Set down each record exactly as written.

begin Data for the task

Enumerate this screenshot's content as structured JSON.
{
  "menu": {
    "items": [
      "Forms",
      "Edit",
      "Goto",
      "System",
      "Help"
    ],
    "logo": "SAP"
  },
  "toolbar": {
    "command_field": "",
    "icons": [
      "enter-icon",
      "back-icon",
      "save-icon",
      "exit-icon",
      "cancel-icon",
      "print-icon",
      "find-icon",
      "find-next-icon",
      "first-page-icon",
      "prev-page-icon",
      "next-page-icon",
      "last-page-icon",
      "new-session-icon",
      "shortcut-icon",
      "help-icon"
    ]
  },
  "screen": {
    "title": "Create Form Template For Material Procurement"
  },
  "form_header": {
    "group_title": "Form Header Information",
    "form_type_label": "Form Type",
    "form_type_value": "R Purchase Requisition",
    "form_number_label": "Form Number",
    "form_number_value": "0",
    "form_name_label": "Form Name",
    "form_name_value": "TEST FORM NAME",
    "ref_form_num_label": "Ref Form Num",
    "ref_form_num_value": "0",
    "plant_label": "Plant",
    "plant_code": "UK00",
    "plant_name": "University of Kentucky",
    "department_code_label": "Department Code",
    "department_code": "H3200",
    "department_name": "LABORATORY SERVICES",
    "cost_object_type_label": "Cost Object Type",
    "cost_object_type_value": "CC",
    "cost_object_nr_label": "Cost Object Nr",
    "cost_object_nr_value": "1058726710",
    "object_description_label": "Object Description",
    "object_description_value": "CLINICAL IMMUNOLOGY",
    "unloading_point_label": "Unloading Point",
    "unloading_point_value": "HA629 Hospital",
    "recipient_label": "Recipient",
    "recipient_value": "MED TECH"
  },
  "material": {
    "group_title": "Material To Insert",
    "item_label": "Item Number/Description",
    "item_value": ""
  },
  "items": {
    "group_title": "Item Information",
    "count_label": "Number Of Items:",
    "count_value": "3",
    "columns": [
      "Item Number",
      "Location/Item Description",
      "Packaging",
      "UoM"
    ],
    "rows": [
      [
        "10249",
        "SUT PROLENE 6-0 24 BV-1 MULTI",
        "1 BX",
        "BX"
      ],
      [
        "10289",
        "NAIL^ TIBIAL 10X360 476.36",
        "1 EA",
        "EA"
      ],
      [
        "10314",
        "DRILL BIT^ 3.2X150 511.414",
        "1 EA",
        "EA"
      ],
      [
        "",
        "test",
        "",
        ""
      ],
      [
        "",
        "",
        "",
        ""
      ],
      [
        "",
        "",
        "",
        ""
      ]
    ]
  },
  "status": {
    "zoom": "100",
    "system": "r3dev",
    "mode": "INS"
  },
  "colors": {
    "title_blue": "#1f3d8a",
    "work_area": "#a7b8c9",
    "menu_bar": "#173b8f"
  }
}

end Data for the task

Result of this task |
Enumerate this screenshot's content as structured JSON.
{
  "menu": {
    "items": [
      "Forms",
      "Edit",
      "Goto",
      "System",
      "Help"
    ],
    "logo": "SAP"
  },
  "toolbar": {
    "command_field": "",
    "icons": [
      "enter-icon",
      "back-icon",
      "save-icon",
      "exit-icon",
      "cancel-icon",
      "print-icon",
      "find-icon",
      "find-next-icon",
      "first-page-icon",
      "prev-page-icon",
      "next-page-icon",
      "last-page-icon",
      "new-session-icon",
      "shortcut-icon",
      "help-icon"
    ]
  },
  "screen": {
    "title": "Create Form Template For Material Procurement"
  },
  "form_header": {
    "group_title": "Form Header Information",
    "form_type_label": "Form Type",
    "form_type_value": "R Purchase Requisition",
    "form_number_label": "Form Number",
    "form_number_value": "0",
    "form_name_label": "Form Name",
    "form_name_value": "TEST FORM NAME",
    "ref_form_num_label": "Ref Form Num",
    "ref_form_num_value": "0",
    "plant_label": "Plant",
    "plant_code": "UK00",
    "plant_name": "University of Kentucky",
    "department_code_label": "Department Code",
    "department_code": "H3200",
    "department_name": "LABORATORY SERVICES",
    "cost_object_type_label": "Cost Object Type",
    "cost_object_type_value": "CC",
    "cost_object_nr_label": "Cost Object Nr",
    "cost_object_nr_value": "1058726710",
    "object_description_label": "Object Description",
    "object_description_value": "CLINICAL IMMUNOLOGY",
    "unloading_point_label": "Unloading Point",
    "unloading_point_value": "HA629 Hospital",
    "recipient_label": "Recipient",
    "recipient_value": "MED TECH"
  },
  "material": {
    "group_title": "Material To Insert",
    "item_label": "Item Number/Description",
    "item_value": ""
  },
  "items": {
    "group_title": "Item Information",
    "count_label": "Number Of Items:",
    "count_value": "3",
    "columns": [
      "Item Number",
      "Location/Item Description",
      "Packaging",
      "UoM"
    ],
    "rows": [
      [
        "10249",
        "SUT PROLENE 6-0 24 BV-1 MULTI",
        "1 BX",
        "BX"
      ],
      [
        "10289",
        "NAIL^ TIBIAL 10X360 476.36",
        "1 EA",
        "EA"
      ],
      [
        "10314",
        "DRILL BIT^ 3.2X150 511.414",
        "1 EA",
        "EA"
      ],
      [
        "",
        "test",
        "",
        ""
      ],
      [
        "",
        "",
        "",
        ""
      ],
      [
        "",
        "",
        "",
        ""
      ]
    ]
  },
  "status": {
    "zoom": "100",
    "system": "r3dev",
    "mode": "INS"
  },
  "colors": {
    "title_blue": "#1f3d8a",
    "work_area": "#a7b8c9",
    "menu_bar": "#173b8f"
  }
}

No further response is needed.